TASK DIRECTIONS
Set the listing down unchanged, minus every embedded image.

Dataset listings of figures
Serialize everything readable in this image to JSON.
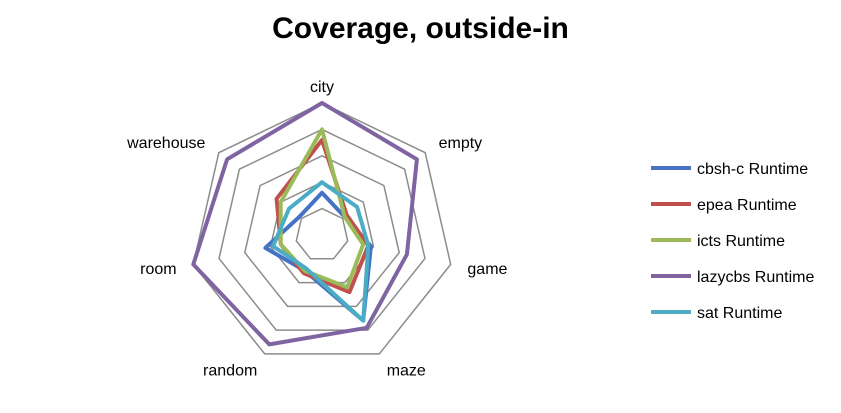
{
  "chart_data": {
    "type": "radar",
    "title": "Coverage, outside-in",
    "categories": [
      "city",
      "empty",
      "game",
      "maze",
      "random",
      "room",
      "warehouse"
    ],
    "rlim": [
      0,
      5
    ],
    "rings": 5,
    "grid": true,
    "legend_position": "right",
    "series": [
      {
        "name": "cbsh-c Runtime",
        "color": "#4472C4",
        "values": [
          1.6,
          1.1,
          1.9,
          3.6,
          1.5,
          2.2,
          1.1
        ]
      },
      {
        "name": "epea Runtime",
        "color": "#C0504D",
        "values": [
          3.6,
          1.2,
          1.8,
          2.4,
          1.6,
          1.6,
          2.2
        ]
      },
      {
        "name": "icts Runtime",
        "color": "#9BBB59",
        "values": [
          4.0,
          1.1,
          1.6,
          2.2,
          1.5,
          1.6,
          2.0
        ]
      },
      {
        "name": "lazycbs Runtime",
        "color": "#8064A2",
        "values": [
          5.0,
          4.6,
          3.3,
          3.9,
          4.6,
          5.0,
          4.6
        ]
      },
      {
        "name": "sat Runtime",
        "color": "#4BACC6",
        "values": [
          2.0,
          1.7,
          1.8,
          3.6,
          1.4,
          1.9,
          1.6
        ]
      }
    ]
  }
}
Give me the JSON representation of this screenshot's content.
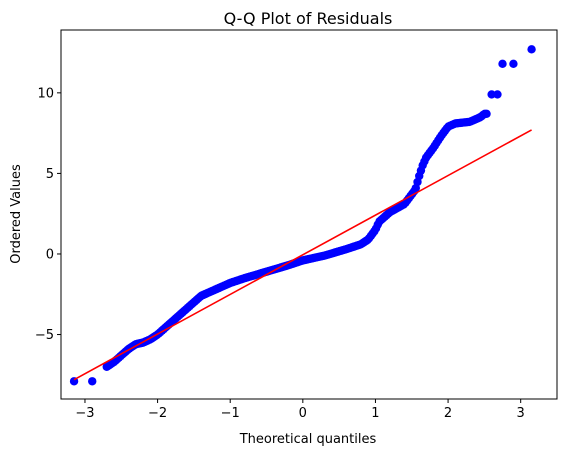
{
  "chart_data": {
    "type": "scatter",
    "title": "Q-Q Plot of Residuals",
    "xlabel": "Theoretical quantiles",
    "ylabel": "Ordered Values",
    "xlim": [
      -3.33,
      3.5
    ],
    "ylim": [
      -9.0,
      13.9
    ],
    "xticks": [
      -3,
      -2,
      -1,
      0,
      1,
      2,
      3
    ],
    "yticks": [
      -5,
      0,
      5,
      10
    ],
    "xtick_labels": [
      "−3",
      "−2",
      "−1",
      "0",
      "1",
      "2",
      "3"
    ],
    "ytick_labels": [
      "−5",
      "0",
      "5",
      "10"
    ],
    "grid": false,
    "marker_color": "#0000ff",
    "line_color": "#ff0000",
    "reference_line": {
      "x": [
        -3.15,
        3.15
      ],
      "y": [
        -7.8,
        7.7
      ]
    },
    "points_x_range": [
      -3.15,
      3.15
    ],
    "quantile_profile": [
      [
        -3.15,
        -7.9
      ],
      [
        -2.9,
        -7.9
      ],
      [
        -2.7,
        -7.0
      ],
      [
        -2.6,
        -6.7
      ],
      [
        -2.5,
        -6.3
      ],
      [
        -2.4,
        -5.9
      ],
      [
        -2.3,
        -5.6
      ],
      [
        -2.2,
        -5.5
      ],
      [
        -2.1,
        -5.3
      ],
      [
        -2.0,
        -5.0
      ],
      [
        -1.9,
        -4.6
      ],
      [
        -1.8,
        -4.2
      ],
      [
        -1.7,
        -3.8
      ],
      [
        -1.6,
        -3.4
      ],
      [
        -1.5,
        -3.0
      ],
      [
        -1.4,
        -2.6
      ],
      [
        -1.2,
        -2.2
      ],
      [
        -1.0,
        -1.8
      ],
      [
        -0.8,
        -1.5
      ],
      [
        -0.5,
        -1.1
      ],
      [
        -0.2,
        -0.7
      ],
      [
        0.0,
        -0.4
      ],
      [
        0.3,
        -0.1
      ],
      [
        0.6,
        0.3
      ],
      [
        0.8,
        0.6
      ],
      [
        0.9,
        0.9
      ],
      [
        1.0,
        1.5
      ],
      [
        1.05,
        2.0
      ],
      [
        1.2,
        2.6
      ],
      [
        1.4,
        3.1
      ],
      [
        1.55,
        4.0
      ],
      [
        1.6,
        4.8
      ],
      [
        1.65,
        5.5
      ],
      [
        1.7,
        6.0
      ],
      [
        1.8,
        6.6
      ],
      [
        1.9,
        7.3
      ],
      [
        2.0,
        7.9
      ],
      [
        2.1,
        8.1
      ],
      [
        2.3,
        8.2
      ],
      [
        2.45,
        8.5
      ],
      [
        2.5,
        8.7
      ],
      [
        2.53,
        8.7
      ]
    ],
    "tail_points": [
      [
        2.6,
        9.9
      ],
      [
        2.68,
        9.9
      ],
      [
        2.75,
        11.8
      ],
      [
        2.9,
        11.8
      ],
      [
        3.15,
        12.7
      ]
    ]
  }
}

WRITTEN RESPONSE
Serialize everything readable in this image to JSON.
{
  "chart_data": {
    "type": "radar",
    "title": "Coverage, outside-in",
    "categories": [
      "city",
      "empty",
      "game",
      "maze",
      "random",
      "room",
      "warehouse"
    ],
    "rlim": [
      0,
      5
    ],
    "rings": 5,
    "grid": true,
    "legend_position": "right",
    "series": [
      {
        "name": "cbsh-c Runtime",
        "color": "#4472C4",
        "values": [
          1.6,
          1.1,
          1.9,
          3.6,
          1.5,
          2.2,
          1.1
        ]
      },
      {
        "name": "epea Runtime",
        "color": "#C0504D",
        "values": [
          3.6,
          1.2,
          1.8,
          2.4,
          1.6,
          1.6,
          2.2
        ]
      },
      {
        "name": "icts Runtime",
        "color": "#9BBB59",
        "values": [
          4.0,
          1.1,
          1.6,
          2.2,
          1.5,
          1.6,
          2.0
        ]
      },
      {
        "name": "lazycbs Runtime",
        "color": "#8064A2",
        "values": [
          5.0,
          4.6,
          3.3,
          3.9,
          4.6,
          5.0,
          4.6
        ]
      },
      {
        "name": "sat Runtime",
        "color": "#4BACC6",
        "values": [
          2.0,
          1.7,
          1.8,
          3.6,
          1.4,
          1.9,
          1.6
        ]
      }
    ]
  }
}
Give me the JSON representation of this screenshot's content.
{
  "chart_data": {
    "type": "scatter",
    "title": "Q-Q Plot of Residuals",
    "xlabel": "Theoretical quantiles",
    "ylabel": "Ordered Values",
    "xlim": [
      -3.33,
      3.5
    ],
    "ylim": [
      -9.0,
      13.9
    ],
    "xticks": [
      -3,
      -2,
      -1,
      0,
      1,
      2,
      3
    ],
    "yticks": [
      -5,
      0,
      5,
      10
    ],
    "xtick_labels": [
      "−3",
      "−2",
      "−1",
      "0",
      "1",
      "2",
      "3"
    ],
    "ytick_labels": [
      "−5",
      "0",
      "5",
      "10"
    ],
    "grid": false,
    "marker_color": "#0000ff",
    "line_color": "#ff0000",
    "reference_line": {
      "x": [
        -3.15,
        3.15
      ],
      "y": [
        -7.8,
        7.7
      ]
    },
    "points_x_range": [
      -3.15,
      3.15
    ],
    "quantile_profile": [
      [
        -3.15,
        -7.9
      ],
      [
        -2.9,
        -7.9
      ],
      [
        -2.7,
        -7.0
      ],
      [
        -2.6,
        -6.7
      ],
      [
        -2.5,
        -6.3
      ],
      [
        -2.4,
        -5.9
      ],
      [
        -2.3,
        -5.6
      ],
      [
        -2.2,
        -5.5
      ],
      [
        -2.1,
        -5.3
      ],
      [
        -2.0,
        -5.0
      ],
      [
        -1.9,
        -4.6
      ],
      [
        -1.8,
        -4.2
      ],
      [
        -1.7,
        -3.8
      ],
      [
        -1.6,
        -3.4
      ],
      [
        -1.5,
        -3.0
      ],
      [
        -1.4,
        -2.6
      ],
      [
        -1.2,
        -2.2
      ],
      [
        -1.0,
        -1.8
      ],
      [
        -0.8,
        -1.5
      ],
      [
        -0.5,
        -1.1
      ],
      [
        -0.2,
        -0.7
      ],
      [
        0.0,
        -0.4
      ],
      [
        0.3,
        -0.1
      ],
      [
        0.6,
        0.3
      ],
      [
        0.8,
        0.6
      ],
      [
        0.9,
        0.9
      ],
      [
        1.0,
        1.5
      ],
      [
        1.05,
        2.0
      ],
      [
        1.2,
        2.6
      ],
      [
        1.4,
        3.1
      ],
      [
        1.55,
        4.0
      ],
      [
        1.6,
        4.8
      ],
      [
        1.65,
        5.5
      ],
      [
        1.7,
        6.0
      ],
      [
        1.8,
        6.6
      ],
      [
        1.9,
        7.3
      ],
      [
        2.0,
        7.9
      ],
      [
        2.1,
        8.1
      ],
      [
        2.3,
        8.2
      ],
      [
        2.45,
        8.5
      ],
      [
        2.5,
        8.7
      ],
      [
        2.53,
        8.7
      ]
    ],
    "tail_points": [
      [
        2.6,
        9.9
      ],
      [
        2.68,
        9.9
      ],
      [
        2.75,
        11.8
      ],
      [
        2.9,
        11.8
      ],
      [
        3.15,
        12.7
      ]
    ]
  }
}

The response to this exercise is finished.